- [EXERCISE]
Reproduce the following material line for line, with no changes.

- [DATA FOR THIS TASK]
-------

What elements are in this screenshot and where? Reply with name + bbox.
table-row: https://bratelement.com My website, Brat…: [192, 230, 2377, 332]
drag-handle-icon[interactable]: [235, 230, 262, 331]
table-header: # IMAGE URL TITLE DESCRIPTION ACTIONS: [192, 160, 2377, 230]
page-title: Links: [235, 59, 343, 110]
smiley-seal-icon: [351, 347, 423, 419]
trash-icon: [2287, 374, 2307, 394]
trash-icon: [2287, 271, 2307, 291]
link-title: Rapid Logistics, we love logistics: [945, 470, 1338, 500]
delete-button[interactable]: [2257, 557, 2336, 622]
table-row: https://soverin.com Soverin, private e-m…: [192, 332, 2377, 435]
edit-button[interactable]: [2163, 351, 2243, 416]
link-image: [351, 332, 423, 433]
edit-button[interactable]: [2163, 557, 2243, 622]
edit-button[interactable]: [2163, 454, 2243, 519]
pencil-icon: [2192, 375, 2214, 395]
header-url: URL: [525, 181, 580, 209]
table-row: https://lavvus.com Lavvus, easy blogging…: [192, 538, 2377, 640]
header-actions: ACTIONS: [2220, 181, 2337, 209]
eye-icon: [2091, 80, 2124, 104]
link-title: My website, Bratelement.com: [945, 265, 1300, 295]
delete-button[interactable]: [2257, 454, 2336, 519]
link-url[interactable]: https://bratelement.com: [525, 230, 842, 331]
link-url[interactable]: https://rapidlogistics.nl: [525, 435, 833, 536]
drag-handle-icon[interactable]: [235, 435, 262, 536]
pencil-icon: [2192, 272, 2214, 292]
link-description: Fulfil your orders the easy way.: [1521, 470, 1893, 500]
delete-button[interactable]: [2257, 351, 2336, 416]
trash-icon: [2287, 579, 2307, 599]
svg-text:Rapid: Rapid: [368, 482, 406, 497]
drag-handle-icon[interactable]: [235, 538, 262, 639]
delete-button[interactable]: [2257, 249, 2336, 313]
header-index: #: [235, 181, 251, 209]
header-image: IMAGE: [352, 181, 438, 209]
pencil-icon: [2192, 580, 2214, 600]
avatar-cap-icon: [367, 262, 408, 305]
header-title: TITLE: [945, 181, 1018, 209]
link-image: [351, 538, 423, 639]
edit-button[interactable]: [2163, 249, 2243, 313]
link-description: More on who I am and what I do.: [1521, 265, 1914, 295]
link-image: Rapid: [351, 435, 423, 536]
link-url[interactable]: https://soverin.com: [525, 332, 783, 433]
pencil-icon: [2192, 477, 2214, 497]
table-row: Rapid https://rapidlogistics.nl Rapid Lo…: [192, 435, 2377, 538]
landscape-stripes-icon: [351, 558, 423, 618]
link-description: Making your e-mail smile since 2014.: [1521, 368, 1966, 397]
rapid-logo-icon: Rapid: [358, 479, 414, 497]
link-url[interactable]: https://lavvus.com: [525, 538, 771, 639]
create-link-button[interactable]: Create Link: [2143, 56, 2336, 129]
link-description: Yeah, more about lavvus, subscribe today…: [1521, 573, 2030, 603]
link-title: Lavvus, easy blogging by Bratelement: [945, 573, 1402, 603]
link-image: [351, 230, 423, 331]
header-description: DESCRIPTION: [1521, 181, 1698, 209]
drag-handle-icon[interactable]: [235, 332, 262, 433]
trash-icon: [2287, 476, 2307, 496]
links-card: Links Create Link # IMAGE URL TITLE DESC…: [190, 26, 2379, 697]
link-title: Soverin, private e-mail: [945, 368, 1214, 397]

-------

- [EXERCISE SOLUTION]
What elements are in this screenshot and where? Reply with name + bbox.
table-row: https://bratelement.com My website, Brat…: [192, 230, 2377, 332]
drag-handle-icon[interactable]: [235, 230, 262, 331]
table-header: # IMAGE URL TITLE DESCRIPTION ACTIONS: [192, 160, 2377, 230]
page-title: Links: [235, 59, 343, 110]
smiley-seal-icon: [351, 347, 423, 419]
trash-icon: [2287, 374, 2307, 394]
trash-icon: [2287, 271, 2307, 291]
link-title: Rapid Logistics, we love logistics: [945, 470, 1338, 500]
delete-button[interactable]: [2257, 557, 2336, 622]
table-row: https://soverin.com Soverin, private e-m…: [192, 332, 2377, 435]
edit-button[interactable]: [2163, 351, 2243, 416]
link-image: [351, 332, 423, 433]
edit-button[interactable]: [2163, 557, 2243, 622]
edit-button[interactable]: [2163, 454, 2243, 519]
pencil-icon: [2192, 375, 2214, 395]
header-url: URL: [525, 181, 580, 209]
table-row: https://lavvus.com Lavvus, easy blogging…: [192, 538, 2377, 640]
header-actions: ACTIONS: [2220, 181, 2337, 209]
eye-icon: [2091, 80, 2124, 104]
link-title: My website, Bratelement.com: [945, 265, 1300, 295]
delete-button[interactable]: [2257, 454, 2336, 519]
link-url[interactable]: https://bratelement.com: [525, 230, 842, 331]
link-url[interactable]: https://rapidlogistics.nl: [525, 435, 833, 536]
drag-handle-icon[interactable]: [235, 435, 262, 536]
pencil-icon: [2192, 272, 2214, 292]
link-description: Fulfil your orders the easy way.: [1521, 470, 1893, 500]
delete-button[interactable]: [2257, 351, 2336, 416]
trash-icon: [2287, 579, 2307, 599]
svg-text:Rapid: Rapid: [368, 482, 406, 497]
drag-handle-icon[interactable]: [235, 538, 262, 639]
delete-button[interactable]: [2257, 249, 2336, 313]
header-index: #: [235, 181, 251, 209]
header-image: IMAGE: [352, 181, 438, 209]
pencil-icon: [2192, 580, 2214, 600]
avatar-cap-icon: [367, 262, 408, 305]
header-title: TITLE: [945, 181, 1018, 209]
link-image: [351, 538, 423, 639]
edit-button[interactable]: [2163, 249, 2243, 313]
link-description: More on who I am and what I do.: [1521, 265, 1914, 295]
link-image: Rapid: [351, 435, 423, 536]
link-url[interactable]: https://soverin.com: [525, 332, 783, 433]
pencil-icon: [2192, 477, 2214, 497]
table-row: Rapid https://rapidlogistics.nl Rapid Lo…: [192, 435, 2377, 538]
landscape-stripes-icon: [351, 558, 423, 618]
link-description: Making your e-mail smile since 2014.: [1521, 368, 1966, 397]
rapid-logo-icon: Rapid: [358, 479, 414, 497]
link-url[interactable]: https://lavvus.com: [525, 538, 771, 639]
create-link-button[interactable]: Create Link: [2143, 56, 2336, 129]
link-description: Yeah, more about lavvus, subscribe today…: [1521, 573, 2030, 603]
link-title: Lavvus, easy blogging by Bratelement: [945, 573, 1402, 603]
link-image: [351, 230, 423, 331]
header-description: DESCRIPTION: [1521, 181, 1698, 209]
drag-handle-icon[interactable]: [235, 332, 262, 433]
trash-icon: [2287, 476, 2307, 496]
links-card: Links Create Link # IMAGE URL TITLE DESC…: [190, 26, 2379, 697]
link-title: Soverin, private e-mail: [945, 368, 1214, 397]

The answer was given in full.